• **TO DO**
Extract all lines containing "capacity".

Data records:
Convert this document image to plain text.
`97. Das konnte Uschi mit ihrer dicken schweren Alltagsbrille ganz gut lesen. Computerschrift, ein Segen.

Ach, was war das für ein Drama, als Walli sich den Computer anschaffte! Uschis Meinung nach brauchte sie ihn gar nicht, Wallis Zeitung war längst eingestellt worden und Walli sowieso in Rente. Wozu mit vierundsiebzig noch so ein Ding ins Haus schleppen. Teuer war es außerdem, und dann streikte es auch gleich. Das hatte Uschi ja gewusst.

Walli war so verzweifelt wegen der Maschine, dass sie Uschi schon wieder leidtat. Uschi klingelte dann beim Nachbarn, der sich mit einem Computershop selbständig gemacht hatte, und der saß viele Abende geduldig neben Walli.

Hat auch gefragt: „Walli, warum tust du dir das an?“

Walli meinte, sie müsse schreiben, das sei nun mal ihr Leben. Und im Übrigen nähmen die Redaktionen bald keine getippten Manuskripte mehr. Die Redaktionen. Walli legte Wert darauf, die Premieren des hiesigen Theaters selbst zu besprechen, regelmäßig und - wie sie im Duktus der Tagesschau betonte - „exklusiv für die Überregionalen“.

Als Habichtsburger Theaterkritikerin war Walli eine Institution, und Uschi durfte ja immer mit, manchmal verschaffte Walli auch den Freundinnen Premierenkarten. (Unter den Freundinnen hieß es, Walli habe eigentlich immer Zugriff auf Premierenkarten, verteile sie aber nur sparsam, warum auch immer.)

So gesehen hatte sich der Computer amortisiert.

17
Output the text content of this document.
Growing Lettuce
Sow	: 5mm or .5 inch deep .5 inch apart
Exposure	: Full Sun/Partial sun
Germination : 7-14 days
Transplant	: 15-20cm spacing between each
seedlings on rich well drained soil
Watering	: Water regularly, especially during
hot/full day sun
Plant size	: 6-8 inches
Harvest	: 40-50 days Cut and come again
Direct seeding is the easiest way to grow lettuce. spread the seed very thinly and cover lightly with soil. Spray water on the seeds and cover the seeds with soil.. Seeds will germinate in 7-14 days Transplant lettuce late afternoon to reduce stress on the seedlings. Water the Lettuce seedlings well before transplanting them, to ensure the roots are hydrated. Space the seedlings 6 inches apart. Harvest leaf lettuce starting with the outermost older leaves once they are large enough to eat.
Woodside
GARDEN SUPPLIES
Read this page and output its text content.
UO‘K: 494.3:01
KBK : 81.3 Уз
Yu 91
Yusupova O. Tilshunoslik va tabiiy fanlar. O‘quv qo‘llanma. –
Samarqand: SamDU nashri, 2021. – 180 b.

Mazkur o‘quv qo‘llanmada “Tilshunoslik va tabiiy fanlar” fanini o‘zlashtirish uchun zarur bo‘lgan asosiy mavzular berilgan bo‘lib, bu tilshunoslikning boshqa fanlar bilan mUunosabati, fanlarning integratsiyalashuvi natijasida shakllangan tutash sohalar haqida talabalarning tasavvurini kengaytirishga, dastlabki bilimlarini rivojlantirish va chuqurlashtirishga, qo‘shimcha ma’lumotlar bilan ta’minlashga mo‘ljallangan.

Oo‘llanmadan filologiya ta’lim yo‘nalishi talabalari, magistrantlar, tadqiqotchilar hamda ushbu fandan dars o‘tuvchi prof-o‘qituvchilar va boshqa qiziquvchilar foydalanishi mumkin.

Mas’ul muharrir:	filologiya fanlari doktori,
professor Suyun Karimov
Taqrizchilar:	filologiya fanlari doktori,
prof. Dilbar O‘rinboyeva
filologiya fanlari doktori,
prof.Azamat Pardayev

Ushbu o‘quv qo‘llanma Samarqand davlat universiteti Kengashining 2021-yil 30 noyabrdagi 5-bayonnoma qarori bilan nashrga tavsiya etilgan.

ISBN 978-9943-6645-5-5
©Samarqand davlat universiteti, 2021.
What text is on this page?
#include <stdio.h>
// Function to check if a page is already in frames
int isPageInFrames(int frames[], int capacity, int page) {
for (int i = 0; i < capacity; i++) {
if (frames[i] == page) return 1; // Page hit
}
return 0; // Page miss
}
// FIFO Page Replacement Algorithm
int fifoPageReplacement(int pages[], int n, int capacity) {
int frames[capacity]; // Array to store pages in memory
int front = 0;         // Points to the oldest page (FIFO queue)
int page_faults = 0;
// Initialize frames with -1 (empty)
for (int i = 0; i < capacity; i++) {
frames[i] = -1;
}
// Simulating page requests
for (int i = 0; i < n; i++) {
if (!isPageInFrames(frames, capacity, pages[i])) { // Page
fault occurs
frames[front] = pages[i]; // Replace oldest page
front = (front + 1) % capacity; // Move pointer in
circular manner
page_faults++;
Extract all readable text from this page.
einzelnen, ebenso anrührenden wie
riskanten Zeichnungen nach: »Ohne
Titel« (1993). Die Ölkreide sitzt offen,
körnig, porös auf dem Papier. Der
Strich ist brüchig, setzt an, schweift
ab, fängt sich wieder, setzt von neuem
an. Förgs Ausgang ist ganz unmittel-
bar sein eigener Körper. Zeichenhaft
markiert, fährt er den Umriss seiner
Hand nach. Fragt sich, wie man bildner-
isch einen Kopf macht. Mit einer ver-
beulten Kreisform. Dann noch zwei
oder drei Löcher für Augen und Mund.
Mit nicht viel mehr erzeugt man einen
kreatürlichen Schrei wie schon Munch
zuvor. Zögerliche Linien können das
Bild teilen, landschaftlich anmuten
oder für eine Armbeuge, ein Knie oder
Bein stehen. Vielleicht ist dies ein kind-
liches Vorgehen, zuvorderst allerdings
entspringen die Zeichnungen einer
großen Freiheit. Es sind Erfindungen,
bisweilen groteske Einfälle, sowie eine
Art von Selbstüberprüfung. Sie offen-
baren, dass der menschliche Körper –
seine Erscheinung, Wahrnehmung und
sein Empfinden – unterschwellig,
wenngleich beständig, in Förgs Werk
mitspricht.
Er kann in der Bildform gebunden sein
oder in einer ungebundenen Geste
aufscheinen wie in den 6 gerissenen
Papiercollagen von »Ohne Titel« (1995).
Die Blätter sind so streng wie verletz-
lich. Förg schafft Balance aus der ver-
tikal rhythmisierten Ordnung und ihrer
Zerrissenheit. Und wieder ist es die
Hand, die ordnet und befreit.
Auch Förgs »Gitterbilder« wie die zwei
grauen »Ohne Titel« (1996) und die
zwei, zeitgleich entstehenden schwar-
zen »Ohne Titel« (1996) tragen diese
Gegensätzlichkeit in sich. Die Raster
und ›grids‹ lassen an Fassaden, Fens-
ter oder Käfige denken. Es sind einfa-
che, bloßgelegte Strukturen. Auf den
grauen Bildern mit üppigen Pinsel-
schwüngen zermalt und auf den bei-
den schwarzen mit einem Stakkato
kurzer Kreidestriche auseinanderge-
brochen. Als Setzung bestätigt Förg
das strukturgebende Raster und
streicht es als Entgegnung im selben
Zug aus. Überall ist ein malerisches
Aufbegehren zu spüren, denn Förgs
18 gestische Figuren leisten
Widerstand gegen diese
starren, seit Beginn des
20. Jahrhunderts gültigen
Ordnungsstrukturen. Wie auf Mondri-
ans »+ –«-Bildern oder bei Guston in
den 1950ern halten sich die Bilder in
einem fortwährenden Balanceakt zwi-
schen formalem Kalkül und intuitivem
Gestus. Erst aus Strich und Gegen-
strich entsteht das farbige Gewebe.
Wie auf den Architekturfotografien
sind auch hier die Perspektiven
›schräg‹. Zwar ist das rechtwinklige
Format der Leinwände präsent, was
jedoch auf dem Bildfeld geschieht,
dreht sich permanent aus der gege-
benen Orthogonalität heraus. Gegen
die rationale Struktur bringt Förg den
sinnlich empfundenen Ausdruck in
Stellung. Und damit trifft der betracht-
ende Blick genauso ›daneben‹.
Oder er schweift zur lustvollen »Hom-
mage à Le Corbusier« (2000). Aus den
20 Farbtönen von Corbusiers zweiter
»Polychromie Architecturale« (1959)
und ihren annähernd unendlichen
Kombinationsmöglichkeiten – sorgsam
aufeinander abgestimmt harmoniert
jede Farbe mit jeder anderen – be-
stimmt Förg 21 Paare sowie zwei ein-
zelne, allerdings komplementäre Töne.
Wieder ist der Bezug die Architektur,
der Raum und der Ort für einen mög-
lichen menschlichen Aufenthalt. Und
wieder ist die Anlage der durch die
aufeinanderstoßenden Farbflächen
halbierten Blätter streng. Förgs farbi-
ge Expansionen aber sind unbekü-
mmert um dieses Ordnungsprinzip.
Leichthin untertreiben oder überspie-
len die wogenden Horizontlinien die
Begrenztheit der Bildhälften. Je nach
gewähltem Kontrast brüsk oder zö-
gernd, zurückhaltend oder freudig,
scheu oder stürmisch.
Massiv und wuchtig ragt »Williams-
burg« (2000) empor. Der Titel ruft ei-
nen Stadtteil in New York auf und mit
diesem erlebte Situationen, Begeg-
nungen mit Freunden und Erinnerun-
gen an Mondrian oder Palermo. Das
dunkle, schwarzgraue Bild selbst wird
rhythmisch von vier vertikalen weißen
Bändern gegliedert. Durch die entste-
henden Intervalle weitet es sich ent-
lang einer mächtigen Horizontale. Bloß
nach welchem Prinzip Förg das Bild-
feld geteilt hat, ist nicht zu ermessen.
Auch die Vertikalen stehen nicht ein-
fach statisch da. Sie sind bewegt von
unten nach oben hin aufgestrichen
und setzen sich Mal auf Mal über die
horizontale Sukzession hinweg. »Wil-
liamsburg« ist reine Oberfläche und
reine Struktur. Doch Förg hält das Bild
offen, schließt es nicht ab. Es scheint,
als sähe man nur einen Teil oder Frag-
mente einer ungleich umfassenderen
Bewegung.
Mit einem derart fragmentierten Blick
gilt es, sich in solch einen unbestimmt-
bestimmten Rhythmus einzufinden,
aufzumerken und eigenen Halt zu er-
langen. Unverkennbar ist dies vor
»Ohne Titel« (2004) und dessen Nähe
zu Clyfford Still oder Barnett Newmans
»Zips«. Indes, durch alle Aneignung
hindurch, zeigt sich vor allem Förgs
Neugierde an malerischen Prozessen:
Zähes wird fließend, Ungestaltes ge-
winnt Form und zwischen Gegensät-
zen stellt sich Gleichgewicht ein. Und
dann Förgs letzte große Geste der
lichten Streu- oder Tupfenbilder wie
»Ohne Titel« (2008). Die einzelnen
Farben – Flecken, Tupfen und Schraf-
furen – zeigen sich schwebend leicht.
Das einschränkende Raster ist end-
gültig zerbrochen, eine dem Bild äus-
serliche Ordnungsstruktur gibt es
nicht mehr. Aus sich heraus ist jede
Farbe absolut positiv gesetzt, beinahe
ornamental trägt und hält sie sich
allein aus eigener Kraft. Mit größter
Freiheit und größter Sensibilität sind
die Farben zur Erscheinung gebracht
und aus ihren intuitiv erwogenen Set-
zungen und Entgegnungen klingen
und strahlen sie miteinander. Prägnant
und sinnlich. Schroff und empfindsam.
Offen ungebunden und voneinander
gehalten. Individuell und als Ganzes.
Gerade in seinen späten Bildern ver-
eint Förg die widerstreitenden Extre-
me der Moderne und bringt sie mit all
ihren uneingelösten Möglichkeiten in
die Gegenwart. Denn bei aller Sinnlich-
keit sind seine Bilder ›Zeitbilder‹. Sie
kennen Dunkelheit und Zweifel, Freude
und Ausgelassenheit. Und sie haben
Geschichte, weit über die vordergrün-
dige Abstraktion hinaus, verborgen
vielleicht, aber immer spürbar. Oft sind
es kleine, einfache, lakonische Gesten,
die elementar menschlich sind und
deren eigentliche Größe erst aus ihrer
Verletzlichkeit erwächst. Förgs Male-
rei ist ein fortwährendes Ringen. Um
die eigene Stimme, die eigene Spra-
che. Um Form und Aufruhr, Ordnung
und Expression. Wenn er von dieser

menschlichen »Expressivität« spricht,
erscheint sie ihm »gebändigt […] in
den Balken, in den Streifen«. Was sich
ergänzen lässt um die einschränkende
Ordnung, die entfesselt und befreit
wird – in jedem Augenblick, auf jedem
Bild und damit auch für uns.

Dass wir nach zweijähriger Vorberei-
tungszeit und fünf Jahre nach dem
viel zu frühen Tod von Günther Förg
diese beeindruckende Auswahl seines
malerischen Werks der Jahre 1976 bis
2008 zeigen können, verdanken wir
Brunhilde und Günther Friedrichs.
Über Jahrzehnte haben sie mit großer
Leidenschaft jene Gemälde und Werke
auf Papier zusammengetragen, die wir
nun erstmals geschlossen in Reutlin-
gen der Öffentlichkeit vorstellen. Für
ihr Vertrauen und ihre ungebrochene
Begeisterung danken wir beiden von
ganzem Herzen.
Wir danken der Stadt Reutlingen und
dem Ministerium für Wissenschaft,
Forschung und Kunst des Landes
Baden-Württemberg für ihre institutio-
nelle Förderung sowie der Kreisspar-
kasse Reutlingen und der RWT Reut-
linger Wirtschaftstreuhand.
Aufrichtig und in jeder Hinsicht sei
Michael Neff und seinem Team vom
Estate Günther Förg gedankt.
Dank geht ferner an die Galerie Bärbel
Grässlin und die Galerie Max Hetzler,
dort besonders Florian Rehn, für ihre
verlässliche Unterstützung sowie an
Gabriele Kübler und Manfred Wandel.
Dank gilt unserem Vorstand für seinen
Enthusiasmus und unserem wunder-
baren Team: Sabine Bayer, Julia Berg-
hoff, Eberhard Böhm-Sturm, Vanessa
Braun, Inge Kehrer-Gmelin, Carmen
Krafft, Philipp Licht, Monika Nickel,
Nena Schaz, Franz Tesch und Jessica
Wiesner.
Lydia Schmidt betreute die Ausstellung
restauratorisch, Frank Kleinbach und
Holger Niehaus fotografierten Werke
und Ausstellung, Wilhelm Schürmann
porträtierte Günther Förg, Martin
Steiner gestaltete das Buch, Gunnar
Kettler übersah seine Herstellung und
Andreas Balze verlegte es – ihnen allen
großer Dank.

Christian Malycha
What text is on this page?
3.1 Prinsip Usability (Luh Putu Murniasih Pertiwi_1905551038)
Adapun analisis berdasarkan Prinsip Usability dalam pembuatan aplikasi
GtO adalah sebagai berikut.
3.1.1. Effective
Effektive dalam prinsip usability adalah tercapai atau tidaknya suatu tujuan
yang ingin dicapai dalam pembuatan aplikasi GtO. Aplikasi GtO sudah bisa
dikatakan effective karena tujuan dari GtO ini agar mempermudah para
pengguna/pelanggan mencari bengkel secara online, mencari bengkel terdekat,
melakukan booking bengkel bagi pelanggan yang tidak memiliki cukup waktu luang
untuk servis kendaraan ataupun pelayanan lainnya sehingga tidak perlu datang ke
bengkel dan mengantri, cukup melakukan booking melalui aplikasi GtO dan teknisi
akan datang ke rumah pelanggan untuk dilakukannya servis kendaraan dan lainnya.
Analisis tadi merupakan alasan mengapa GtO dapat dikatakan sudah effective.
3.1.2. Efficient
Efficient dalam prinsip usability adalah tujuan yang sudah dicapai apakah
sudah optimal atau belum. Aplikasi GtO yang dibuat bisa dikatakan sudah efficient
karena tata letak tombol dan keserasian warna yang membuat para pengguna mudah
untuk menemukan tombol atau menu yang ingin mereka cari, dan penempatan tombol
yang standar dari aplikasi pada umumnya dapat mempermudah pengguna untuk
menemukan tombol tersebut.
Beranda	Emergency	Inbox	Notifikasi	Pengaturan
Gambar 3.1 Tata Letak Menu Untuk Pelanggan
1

• **EXERCISE RESULT**
int isPageInFrames(int frames[], int capacity, int page) {
for (int i = 0; i < capacity; i++) {
int fifoPageReplacement(int pages[], int n, int capacity) {
int frames[capacity]; // Array to store pages in memory
for (int i = 0; i < capacity; i++) {
if (!isPageInFrames(frames, capacity, pages[i])) { // Page
front = (front + 1) % capacity; // Move pointer in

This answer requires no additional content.